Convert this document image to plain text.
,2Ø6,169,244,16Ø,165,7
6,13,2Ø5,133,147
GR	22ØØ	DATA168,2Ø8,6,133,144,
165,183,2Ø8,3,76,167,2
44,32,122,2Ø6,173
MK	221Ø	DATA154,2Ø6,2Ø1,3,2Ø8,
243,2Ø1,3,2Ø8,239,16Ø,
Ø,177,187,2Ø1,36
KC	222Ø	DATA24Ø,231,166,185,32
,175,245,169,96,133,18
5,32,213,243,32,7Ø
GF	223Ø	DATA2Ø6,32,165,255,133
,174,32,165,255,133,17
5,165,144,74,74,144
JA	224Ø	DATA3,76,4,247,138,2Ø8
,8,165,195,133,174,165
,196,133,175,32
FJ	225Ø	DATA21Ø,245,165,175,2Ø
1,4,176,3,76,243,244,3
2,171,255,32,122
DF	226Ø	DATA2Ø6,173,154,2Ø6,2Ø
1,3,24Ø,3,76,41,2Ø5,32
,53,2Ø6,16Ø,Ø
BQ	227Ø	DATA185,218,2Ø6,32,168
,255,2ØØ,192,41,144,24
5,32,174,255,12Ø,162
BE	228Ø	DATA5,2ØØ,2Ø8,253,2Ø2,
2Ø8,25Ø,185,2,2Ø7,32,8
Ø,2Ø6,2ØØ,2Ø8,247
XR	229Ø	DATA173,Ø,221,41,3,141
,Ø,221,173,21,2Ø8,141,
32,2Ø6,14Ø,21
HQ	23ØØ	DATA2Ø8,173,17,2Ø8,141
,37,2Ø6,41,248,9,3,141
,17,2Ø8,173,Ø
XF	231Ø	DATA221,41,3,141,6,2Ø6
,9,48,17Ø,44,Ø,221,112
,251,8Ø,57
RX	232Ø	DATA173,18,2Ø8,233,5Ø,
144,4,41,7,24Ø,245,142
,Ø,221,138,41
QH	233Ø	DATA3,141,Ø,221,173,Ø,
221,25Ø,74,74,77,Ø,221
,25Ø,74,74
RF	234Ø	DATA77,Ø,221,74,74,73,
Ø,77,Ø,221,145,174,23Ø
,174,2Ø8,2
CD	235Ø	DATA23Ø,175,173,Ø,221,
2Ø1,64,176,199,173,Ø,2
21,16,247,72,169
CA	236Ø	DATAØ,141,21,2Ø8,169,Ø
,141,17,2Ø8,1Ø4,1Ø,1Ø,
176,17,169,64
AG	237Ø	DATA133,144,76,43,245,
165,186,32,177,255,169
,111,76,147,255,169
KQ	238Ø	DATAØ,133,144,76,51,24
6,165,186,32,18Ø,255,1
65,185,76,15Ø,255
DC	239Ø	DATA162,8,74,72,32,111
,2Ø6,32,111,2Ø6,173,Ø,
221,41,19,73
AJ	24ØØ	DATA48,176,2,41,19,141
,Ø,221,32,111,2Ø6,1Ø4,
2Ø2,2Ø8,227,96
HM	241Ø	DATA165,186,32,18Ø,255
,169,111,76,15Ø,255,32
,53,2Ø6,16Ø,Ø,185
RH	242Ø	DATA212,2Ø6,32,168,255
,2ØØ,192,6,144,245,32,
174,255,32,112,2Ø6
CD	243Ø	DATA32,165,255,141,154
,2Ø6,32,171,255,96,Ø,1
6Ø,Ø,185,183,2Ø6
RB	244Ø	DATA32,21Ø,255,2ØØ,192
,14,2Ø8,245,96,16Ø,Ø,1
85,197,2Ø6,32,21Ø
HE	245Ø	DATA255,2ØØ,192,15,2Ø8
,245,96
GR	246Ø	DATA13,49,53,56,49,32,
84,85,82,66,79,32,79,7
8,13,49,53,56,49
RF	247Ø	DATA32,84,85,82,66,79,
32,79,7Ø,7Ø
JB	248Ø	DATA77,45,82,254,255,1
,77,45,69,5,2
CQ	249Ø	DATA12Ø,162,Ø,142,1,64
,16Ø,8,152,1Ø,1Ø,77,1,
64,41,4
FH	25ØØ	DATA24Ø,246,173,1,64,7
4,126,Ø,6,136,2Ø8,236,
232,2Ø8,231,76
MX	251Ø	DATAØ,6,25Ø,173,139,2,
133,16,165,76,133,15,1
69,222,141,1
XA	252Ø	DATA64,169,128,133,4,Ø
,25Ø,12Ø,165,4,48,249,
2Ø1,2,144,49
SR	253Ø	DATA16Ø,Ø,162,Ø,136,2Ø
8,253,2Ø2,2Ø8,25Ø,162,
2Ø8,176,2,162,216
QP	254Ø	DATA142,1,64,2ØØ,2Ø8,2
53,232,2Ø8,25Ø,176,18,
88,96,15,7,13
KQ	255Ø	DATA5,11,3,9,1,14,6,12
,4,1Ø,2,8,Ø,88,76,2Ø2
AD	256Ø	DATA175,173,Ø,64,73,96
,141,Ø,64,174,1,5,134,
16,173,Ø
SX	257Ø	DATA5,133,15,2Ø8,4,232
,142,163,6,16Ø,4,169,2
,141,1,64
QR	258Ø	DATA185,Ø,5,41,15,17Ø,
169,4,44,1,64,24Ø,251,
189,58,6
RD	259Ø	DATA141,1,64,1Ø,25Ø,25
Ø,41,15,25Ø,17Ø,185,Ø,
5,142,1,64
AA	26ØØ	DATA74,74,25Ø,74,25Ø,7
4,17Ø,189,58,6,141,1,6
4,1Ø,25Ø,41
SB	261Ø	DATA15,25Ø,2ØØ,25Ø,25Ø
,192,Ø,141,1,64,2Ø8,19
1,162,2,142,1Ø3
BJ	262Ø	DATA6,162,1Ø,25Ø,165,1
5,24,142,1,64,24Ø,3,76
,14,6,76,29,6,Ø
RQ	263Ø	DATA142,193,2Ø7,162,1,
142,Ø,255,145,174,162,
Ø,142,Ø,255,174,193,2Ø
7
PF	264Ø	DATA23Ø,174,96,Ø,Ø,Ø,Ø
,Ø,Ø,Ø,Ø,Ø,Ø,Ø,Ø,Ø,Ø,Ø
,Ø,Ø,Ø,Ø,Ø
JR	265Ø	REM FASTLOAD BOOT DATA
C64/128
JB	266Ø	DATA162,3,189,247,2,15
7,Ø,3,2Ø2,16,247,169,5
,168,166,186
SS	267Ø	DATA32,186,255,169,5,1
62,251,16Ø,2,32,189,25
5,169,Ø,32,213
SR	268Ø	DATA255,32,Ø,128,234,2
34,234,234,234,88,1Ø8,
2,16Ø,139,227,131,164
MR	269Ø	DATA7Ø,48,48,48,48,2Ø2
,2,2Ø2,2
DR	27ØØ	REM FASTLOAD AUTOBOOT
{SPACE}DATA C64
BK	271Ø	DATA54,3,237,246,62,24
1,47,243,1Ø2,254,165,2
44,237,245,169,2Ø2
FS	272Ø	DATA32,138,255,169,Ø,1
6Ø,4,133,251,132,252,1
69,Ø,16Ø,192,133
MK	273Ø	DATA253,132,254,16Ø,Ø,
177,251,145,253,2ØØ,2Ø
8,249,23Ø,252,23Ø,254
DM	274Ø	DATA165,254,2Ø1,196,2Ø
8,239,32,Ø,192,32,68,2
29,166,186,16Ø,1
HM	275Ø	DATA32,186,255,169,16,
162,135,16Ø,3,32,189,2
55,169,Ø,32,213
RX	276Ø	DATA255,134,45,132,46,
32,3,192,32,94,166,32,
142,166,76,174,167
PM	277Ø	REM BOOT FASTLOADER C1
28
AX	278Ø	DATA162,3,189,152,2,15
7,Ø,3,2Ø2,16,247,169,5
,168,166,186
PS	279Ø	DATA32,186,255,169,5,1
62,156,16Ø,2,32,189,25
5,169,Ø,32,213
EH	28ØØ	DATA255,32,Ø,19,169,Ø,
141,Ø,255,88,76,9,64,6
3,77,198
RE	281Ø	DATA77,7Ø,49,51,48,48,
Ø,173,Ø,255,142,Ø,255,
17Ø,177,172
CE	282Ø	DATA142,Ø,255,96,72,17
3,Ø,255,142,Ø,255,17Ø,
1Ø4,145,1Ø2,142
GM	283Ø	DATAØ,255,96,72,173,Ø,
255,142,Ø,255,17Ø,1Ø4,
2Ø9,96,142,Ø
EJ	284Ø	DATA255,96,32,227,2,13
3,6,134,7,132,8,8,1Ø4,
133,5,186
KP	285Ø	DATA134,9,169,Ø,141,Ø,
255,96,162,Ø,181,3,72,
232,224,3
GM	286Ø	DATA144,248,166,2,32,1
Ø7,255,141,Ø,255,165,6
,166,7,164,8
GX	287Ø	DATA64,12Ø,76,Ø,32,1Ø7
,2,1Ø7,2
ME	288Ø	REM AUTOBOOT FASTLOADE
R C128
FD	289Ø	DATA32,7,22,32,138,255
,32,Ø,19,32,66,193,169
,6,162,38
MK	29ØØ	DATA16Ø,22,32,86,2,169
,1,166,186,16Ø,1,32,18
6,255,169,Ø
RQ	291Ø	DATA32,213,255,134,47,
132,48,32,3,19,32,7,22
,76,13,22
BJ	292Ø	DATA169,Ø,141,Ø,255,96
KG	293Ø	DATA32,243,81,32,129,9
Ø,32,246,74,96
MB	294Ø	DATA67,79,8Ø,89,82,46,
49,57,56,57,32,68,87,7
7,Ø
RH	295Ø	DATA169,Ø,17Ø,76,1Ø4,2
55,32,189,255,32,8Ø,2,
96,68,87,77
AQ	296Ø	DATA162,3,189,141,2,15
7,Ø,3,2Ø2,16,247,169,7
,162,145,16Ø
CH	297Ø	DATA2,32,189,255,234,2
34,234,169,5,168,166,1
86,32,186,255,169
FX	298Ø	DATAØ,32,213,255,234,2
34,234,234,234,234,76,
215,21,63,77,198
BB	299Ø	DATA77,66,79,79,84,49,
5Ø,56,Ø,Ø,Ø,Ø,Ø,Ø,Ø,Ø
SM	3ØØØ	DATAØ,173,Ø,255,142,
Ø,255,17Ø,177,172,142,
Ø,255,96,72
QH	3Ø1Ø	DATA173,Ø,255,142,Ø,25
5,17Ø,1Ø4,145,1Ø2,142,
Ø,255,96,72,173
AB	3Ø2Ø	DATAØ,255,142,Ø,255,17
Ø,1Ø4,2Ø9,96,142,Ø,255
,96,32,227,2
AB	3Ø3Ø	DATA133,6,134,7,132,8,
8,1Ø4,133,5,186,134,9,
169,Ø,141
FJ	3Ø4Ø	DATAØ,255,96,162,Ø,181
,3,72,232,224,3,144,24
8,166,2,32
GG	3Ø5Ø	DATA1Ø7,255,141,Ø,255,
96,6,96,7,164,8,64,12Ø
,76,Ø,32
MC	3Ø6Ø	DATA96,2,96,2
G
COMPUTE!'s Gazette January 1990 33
+ + + + + + +
__Instruction__:
Go through the lines above. Select every one that has the string "AUTOBOOT".

__Task result__:
DR	27ØØ	REM FASTLOAD AUTOBOOT
ME	288Ø	REM AUTOBOOT FASTLOADE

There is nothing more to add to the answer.